### Supplied material
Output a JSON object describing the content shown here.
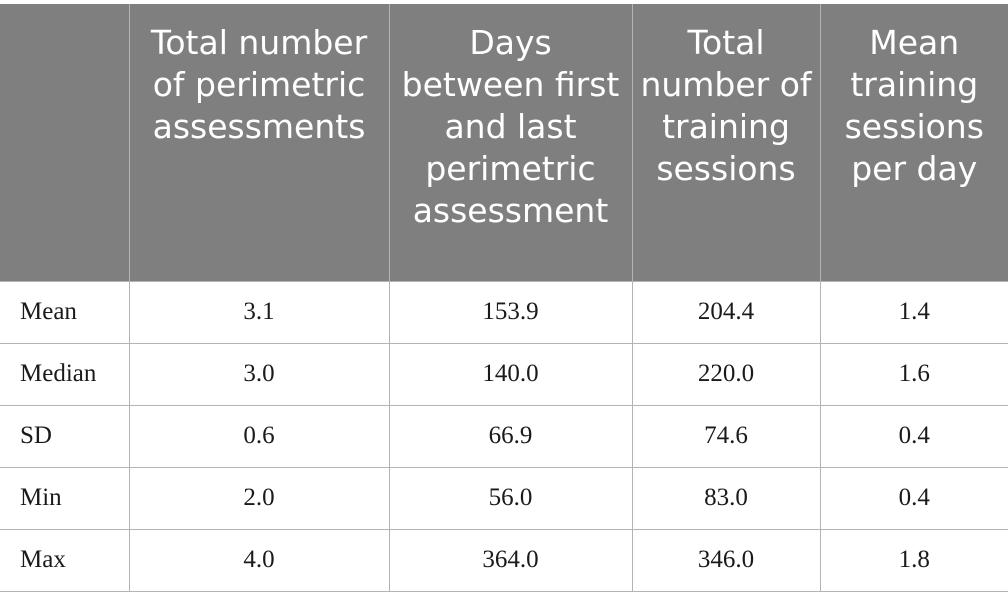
{
  "table": {
    "headers": [
      "",
      "Total number of perimetric assessments",
      "Days between first and last perimetric assessment",
      "Total number of training sessions",
      "Mean training sessions per day"
    ],
    "rows": [
      {
        "label": "Mean",
        "values": [
          "3.1",
          "153.9",
          "204.4",
          "1.4"
        ]
      },
      {
        "label": "Median",
        "values": [
          "3.0",
          "140.0",
          "220.0",
          "1.6"
        ]
      },
      {
        "label": "SD",
        "values": [
          "0.6",
          "66.9",
          "74.6",
          "0.4"
        ]
      },
      {
        "label": "Min",
        "values": [
          "2.0",
          "56.0",
          "83.0",
          "0.4"
        ]
      },
      {
        "label": "Max",
        "values": [
          "4.0",
          "364.0",
          "346.0",
          "1.8"
        ]
      }
    ]
  },
  "colors": {
    "header_background": "#7e7f7e",
    "header_text": "#ffffff",
    "grid_lines": "#b3b3b3"
  }
}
######
◆ Exercise aim ◆
Produce an exact copy of each line of data, skipping embedded images.

◆ Exercise result ◆
Output a JSON object describing the content shown here.
{
  "table": {
    "headers": [
      "",
      "Total number of perimetric assessments",
      "Days between first and last perimetric assessment",
      "Total number of training sessions",
      "Mean training sessions per day"
    ],
    "rows": [
      {
        "label": "Mean",
        "values": [
          "3.1",
          "153.9",
          "204.4",
          "1.4"
        ]
      },
      {
        "label": "Median",
        "values": [
          "3.0",
          "140.0",
          "220.0",
          "1.6"
        ]
      },
      {
        "label": "SD",
        "values": [
          "0.6",
          "66.9",
          "74.6",
          "0.4"
        ]
      },
      {
        "label": "Min",
        "values": [
          "2.0",
          "56.0",
          "83.0",
          "0.4"
        ]
      },
      {
        "label": "Max",
        "values": [
          "4.0",
          "364.0",
          "346.0",
          "1.8"
        ]
      }
    ]
  },
  "colors": {
    "header_background": "#7e7f7e",
    "header_text": "#ffffff",
    "grid_lines": "#b3b3b3"
  }
}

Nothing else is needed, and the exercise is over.